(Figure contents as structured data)
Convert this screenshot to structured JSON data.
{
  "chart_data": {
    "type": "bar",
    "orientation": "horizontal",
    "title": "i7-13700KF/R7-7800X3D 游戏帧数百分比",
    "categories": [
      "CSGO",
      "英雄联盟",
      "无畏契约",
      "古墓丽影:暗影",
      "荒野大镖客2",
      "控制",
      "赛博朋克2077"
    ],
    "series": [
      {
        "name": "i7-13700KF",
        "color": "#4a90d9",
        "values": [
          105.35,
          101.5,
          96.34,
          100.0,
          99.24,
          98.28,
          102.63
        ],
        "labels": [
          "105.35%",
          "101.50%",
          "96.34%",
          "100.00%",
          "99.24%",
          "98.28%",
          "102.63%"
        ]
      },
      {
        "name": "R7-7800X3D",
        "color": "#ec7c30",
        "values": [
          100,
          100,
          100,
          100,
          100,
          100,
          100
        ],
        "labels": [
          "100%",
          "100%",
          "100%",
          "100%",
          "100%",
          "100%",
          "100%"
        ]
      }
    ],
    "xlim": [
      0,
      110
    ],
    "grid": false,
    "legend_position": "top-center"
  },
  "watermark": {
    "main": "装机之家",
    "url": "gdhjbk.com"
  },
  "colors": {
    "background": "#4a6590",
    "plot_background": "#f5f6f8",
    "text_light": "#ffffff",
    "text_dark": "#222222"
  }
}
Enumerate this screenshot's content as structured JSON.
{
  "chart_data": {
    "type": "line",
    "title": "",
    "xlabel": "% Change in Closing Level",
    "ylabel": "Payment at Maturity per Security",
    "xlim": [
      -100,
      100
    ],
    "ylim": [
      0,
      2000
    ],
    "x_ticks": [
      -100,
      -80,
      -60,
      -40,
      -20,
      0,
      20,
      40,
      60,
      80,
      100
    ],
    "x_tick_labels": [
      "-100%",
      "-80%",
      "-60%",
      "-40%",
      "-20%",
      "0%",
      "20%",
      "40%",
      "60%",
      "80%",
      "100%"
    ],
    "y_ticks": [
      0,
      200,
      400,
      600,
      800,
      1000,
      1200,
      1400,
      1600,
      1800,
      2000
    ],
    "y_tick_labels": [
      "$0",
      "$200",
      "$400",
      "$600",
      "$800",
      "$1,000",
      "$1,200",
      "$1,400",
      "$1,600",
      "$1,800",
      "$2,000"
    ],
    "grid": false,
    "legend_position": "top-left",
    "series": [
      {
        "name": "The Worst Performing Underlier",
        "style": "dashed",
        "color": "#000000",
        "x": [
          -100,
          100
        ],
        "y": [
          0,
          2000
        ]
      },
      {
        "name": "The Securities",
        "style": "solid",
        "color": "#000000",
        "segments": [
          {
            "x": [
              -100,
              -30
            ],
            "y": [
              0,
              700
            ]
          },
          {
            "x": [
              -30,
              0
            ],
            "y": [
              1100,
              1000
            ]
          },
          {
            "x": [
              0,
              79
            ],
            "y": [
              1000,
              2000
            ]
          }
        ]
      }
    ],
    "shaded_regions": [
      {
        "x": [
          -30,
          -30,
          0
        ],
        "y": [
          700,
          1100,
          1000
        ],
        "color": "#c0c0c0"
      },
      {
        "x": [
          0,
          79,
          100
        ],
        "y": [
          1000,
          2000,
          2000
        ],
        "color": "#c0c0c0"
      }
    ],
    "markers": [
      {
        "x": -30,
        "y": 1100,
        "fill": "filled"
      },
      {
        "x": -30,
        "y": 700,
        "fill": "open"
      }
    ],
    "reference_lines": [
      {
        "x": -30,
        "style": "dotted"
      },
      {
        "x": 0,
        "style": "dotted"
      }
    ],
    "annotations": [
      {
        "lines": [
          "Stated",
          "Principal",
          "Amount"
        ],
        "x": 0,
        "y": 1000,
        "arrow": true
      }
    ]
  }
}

§ PROMPT
Report every line in the data above in which the word "screenshot" appears.

§ THE OUTPUT
Convert this screenshot to structured JSON data.
Enumerate this screenshot's content as structured JSON.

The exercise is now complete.